• [Task goal]:
Copy all records verbatim.

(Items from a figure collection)
++++++++++

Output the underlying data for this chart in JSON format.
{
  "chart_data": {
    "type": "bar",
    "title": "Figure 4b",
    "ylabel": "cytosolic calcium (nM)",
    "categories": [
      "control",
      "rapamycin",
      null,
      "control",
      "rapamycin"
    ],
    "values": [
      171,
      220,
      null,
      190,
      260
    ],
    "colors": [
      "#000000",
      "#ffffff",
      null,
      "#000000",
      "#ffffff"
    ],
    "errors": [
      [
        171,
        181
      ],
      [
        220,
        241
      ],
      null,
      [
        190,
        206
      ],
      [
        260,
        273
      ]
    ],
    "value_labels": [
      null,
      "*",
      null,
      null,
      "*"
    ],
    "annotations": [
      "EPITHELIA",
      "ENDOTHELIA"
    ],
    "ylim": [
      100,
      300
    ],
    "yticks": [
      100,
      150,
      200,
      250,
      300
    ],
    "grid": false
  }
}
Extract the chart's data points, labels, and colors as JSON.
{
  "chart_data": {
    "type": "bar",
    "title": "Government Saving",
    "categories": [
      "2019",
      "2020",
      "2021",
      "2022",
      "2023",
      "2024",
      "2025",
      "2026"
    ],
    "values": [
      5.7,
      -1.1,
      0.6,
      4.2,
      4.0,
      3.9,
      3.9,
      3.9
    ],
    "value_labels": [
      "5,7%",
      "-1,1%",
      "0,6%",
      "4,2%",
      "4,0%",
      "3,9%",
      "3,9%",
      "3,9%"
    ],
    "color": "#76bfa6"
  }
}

++++++++++

• [Result]:
Output the underlying data for this chart in JSON format.
{
  "chart_data": {
    "type": "bar",
    "title": "Figure 4b",
    "ylabel": "cytosolic calcium (nM)",
    "categories": [
      "control",
      "rapamycin",
      null,
      "control",
      "rapamycin"
    ],
    "values": [
      171,
      220,
      null,
      190,
      260
    ],
    "colors": [
      "#000000",
      "#ffffff",
      null,
      "#000000",
      "#ffffff"
    ],
    "errors": [
      [
        171,
        181
      ],
      [
        220,
        241
      ],
      null,
      [
        190,
        206
      ],
      [
        260,
        273
      ]
    ],
    "value_labels": [
      null,
      "*",
      null,
      null,
      "*"
    ],
    "annotations": [
      "EPITHELIA",
      "ENDOTHELIA"
    ],
    "ylim": [
      100,
      300
    ],
    "yticks": [
      100,
      150,
      200,
      250,
      300
    ],
    "grid": false
  }
}
Extract the chart's data points, labels, and colors as JSON.
{
  "chart_data": {
    "type": "bar",
    "title": "Government Saving",
    "categories": [
      "2019",
      "2020",
      "2021",
      "2022",
      "2023",
      "2024",
      "2025",
      "2026"
    ],
    "values": [
      5.7,
      -1.1,
      0.6,
      4.2,
      4.0,
      3.9,
      3.9,
      3.9
    ],
    "value_labels": [
      "5,7%",
      "-1,1%",
      "0,6%",
      "4,2%",
      "4,0%",
      "3,9%",
      "3,9%",
      "3,9%"
    ],
    "color": "#76bfa6"
  }
}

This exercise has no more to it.